(Records from a data source)
:::::

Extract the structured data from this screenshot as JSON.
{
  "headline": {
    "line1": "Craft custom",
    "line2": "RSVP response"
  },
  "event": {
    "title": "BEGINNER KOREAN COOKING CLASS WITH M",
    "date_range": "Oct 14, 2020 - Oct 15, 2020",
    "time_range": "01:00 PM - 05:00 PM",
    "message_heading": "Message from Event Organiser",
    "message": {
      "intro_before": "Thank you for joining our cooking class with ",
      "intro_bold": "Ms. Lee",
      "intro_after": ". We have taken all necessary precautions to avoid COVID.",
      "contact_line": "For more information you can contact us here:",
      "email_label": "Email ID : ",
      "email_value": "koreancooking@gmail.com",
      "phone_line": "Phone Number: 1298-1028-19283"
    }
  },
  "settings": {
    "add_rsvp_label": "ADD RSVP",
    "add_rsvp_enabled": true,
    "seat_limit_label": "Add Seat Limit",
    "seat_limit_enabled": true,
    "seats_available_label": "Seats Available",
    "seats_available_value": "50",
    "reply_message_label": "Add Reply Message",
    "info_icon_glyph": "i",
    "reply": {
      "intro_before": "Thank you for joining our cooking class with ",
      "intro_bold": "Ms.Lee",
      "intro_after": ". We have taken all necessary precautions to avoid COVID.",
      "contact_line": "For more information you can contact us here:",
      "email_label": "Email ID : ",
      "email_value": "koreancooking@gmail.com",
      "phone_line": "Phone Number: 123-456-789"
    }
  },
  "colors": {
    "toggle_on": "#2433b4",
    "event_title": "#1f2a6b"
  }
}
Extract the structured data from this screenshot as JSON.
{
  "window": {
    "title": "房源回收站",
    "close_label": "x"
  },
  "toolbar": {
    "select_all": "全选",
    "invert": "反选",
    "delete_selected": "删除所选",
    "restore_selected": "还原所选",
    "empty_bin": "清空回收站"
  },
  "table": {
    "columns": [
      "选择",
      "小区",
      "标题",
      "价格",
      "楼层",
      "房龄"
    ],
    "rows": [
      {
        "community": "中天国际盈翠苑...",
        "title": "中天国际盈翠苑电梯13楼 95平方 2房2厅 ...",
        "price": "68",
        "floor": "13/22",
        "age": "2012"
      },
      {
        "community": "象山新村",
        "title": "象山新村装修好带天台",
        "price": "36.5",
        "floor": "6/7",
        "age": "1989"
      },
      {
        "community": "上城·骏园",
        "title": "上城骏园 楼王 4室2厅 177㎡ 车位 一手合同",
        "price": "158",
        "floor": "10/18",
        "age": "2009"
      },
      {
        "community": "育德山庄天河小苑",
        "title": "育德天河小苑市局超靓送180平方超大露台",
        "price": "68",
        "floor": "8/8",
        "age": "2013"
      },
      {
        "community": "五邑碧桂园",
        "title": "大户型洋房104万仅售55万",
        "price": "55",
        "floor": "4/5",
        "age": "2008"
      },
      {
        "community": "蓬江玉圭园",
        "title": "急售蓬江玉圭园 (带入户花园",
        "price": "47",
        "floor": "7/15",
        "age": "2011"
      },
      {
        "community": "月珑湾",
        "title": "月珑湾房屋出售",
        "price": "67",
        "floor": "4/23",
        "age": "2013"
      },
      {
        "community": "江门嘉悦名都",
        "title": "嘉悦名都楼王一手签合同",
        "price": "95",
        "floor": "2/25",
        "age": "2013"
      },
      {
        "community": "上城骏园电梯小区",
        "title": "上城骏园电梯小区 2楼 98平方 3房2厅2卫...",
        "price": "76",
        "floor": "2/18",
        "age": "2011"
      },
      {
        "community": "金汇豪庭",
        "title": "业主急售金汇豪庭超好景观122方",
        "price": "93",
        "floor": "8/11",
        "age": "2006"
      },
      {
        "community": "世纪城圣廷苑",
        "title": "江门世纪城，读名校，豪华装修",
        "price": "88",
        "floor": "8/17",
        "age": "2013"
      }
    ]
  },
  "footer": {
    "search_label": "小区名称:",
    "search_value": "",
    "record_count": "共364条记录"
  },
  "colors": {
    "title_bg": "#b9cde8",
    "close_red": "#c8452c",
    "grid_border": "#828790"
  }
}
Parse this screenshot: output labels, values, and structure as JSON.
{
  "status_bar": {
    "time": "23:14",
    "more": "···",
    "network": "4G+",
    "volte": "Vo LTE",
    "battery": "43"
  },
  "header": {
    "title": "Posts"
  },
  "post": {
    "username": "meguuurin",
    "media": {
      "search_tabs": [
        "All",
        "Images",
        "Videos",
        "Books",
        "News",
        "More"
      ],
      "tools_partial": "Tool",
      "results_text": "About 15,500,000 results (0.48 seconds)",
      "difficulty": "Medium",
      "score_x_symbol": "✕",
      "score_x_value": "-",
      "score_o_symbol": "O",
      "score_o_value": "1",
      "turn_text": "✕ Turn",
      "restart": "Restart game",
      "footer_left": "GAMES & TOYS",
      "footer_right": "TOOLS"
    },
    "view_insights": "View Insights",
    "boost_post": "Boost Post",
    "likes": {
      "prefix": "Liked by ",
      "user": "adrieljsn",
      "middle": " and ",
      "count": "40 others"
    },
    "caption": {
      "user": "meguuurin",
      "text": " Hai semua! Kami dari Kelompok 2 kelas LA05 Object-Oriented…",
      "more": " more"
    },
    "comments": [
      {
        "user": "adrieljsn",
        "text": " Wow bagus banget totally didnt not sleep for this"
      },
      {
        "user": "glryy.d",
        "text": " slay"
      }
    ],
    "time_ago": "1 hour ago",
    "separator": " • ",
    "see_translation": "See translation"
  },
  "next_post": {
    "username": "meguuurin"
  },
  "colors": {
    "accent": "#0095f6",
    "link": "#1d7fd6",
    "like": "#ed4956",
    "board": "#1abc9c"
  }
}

:::::

▶ To be done:
Write out every entry word for word.

▶ Solution to the problem:
Extract the structured data from this screenshot as JSON.
{
  "headline": {
    "line1": "Craft custom",
    "line2": "RSVP response"
  },
  "event": {
    "title": "BEGINNER KOREAN COOKING CLASS WITH M",
    "date_range": "Oct 14, 2020 - Oct 15, 2020",
    "time_range": "01:00 PM - 05:00 PM",
    "message_heading": "Message from Event Organiser",
    "message": {
      "intro_before": "Thank you for joining our cooking class with ",
      "intro_bold": "Ms. Lee",
      "intro_after": ". We have taken all necessary precautions to avoid COVID.",
      "contact_line": "For more information you can contact us here:",
      "email_label": "Email ID : ",
      "email_value": "koreancooking@gmail.com",
      "phone_line": "Phone Number: 1298-1028-19283"
    }
  },
  "settings": {
    "add_rsvp_label": "ADD RSVP",
    "add_rsvp_enabled": true,
    "seat_limit_label": "Add Seat Limit",
    "seat_limit_enabled": true,
    "seats_available_label": "Seats Available",
    "seats_available_value": "50",
    "reply_message_label": "Add Reply Message",
    "info_icon_glyph": "i",
    "reply": {
      "intro_before": "Thank you for joining our cooking class with ",
      "intro_bold": "Ms.Lee",
      "intro_after": ". We have taken all necessary precautions to avoid COVID.",
      "contact_line": "For more information you can contact us here:",
      "email_label": "Email ID : ",
      "email_value": "koreancooking@gmail.com",
      "phone_line": "Phone Number: 123-456-789"
    }
  },
  "colors": {
    "toggle_on": "#2433b4",
    "event_title": "#1f2a6b"
  }
}
Extract the structured data from this screenshot as JSON.
{
  "window": {
    "title": "房源回收站",
    "close_label": "x"
  },
  "toolbar": {
    "select_all": "全选",
    "invert": "反选",
    "delete_selected": "删除所选",
    "restore_selected": "还原所选",
    "empty_bin": "清空回收站"
  },
  "table": {
    "columns": [
      "选择",
      "小区",
      "标题",
      "价格",
      "楼层",
      "房龄"
    ],
    "rows": [
      {
        "community": "中天国际盈翠苑...",
        "title": "中天国际盈翠苑电梯13楼 95平方 2房2厅 ...",
        "price": "68",
        "floor": "13/22",
        "age": "2012"
      },
      {
        "community": "象山新村",
        "title": "象山新村装修好带天台",
        "price": "36.5",
        "floor": "6/7",
        "age": "1989"
      },
      {
        "community": "上城·骏园",
        "title": "上城骏园 楼王 4室2厅 177㎡ 车位 一手合同",
        "price": "158",
        "floor": "10/18",
        "age": "2009"
      },
      {
        "community": "育德山庄天河小苑",
        "title": "育德天河小苑市局超靓送180平方超大露台",
        "price": "68",
        "floor": "8/8",
        "age": "2013"
      },
      {
        "community": "五邑碧桂园",
        "title": "大户型洋房104万仅售55万",
        "price": "55",
        "floor": "4/5",
        "age": "2008"
      },
      {
        "community": "蓬江玉圭园",
        "title": "急售蓬江玉圭园 (带入户花园",
        "price": "47",
        "floor": "7/15",
        "age": "2011"
      },
      {
        "community": "月珑湾",
        "title": "月珑湾房屋出售",
        "price": "67",
        "floor": "4/23",
        "age": "2013"
      },
      {
        "community": "江门嘉悦名都",
        "title": "嘉悦名都楼王一手签合同",
        "price": "95",
        "floor": "2/25",
        "age": "2013"
      },
      {
        "community": "上城骏园电梯小区",
        "title": "上城骏园电梯小区 2楼 98平方 3房2厅2卫...",
        "price": "76",
        "floor": "2/18",
        "age": "2011"
      },
      {
        "community": "金汇豪庭",
        "title": "业主急售金汇豪庭超好景观122方",
        "price": "93",
        "floor": "8/11",
        "age": "2006"
      },
      {
        "community": "世纪城圣廷苑",
        "title": "江门世纪城，读名校，豪华装修",
        "price": "88",
        "floor": "8/17",
        "age": "2013"
      }
    ]
  },
  "footer": {
    "search_label": "小区名称:",
    "search_value": "",
    "record_count": "共364条记录"
  },
  "colors": {
    "title_bg": "#b9cde8",
    "close_red": "#c8452c",
    "grid_border": "#828790"
  }
}
Parse this screenshot: output labels, values, and structure as JSON.
{
  "status_bar": {
    "time": "23:14",
    "more": "···",
    "network": "4G+",
    "volte": "Vo LTE",
    "battery": "43"
  },
  "header": {
    "title": "Posts"
  },
  "post": {
    "username": "meguuurin",
    "media": {
      "search_tabs": [
        "All",
        "Images",
        "Videos",
        "Books",
        "News",
        "More"
      ],
      "tools_partial": "Tool",
      "results_text": "About 15,500,000 results (0.48 seconds)",
      "difficulty": "Medium",
      "score_x_symbol": "✕",
      "score_x_value": "-",
      "score_o_symbol": "O",
      "score_o_value": "1",
      "turn_text": "✕ Turn",
      "restart": "Restart game",
      "footer_left": "GAMES & TOYS",
      "footer_right": "TOOLS"
    },
    "view_insights": "View Insights",
    "boost_post": "Boost Post",
    "likes": {
      "prefix": "Liked by ",
      "user": "adrieljsn",
      "middle": " and ",
      "count": "40 others"
    },
    "caption": {
      "user": "meguuurin",
      "text": " Hai semua! Kami dari Kelompok 2 kelas LA05 Object-Oriented…",
      "more": " more"
    },
    "comments": [
      {
        "user": "adrieljsn",
        "text": " Wow bagus banget totally didnt not sleep for this"
      },
      {
        "user": "glryy.d",
        "text": " slay"
      }
    ],
    "time_ago": "1 hour ago",
    "separator": " • ",
    "see_translation": "See translation"
  },
  "next_post": {
    "username": "meguuurin"
  },
  "colors": {
    "accent": "#0095f6",
    "link": "#1d7fd6",
    "like": "#ed4956",
    "board": "#1abc9c"
  }
}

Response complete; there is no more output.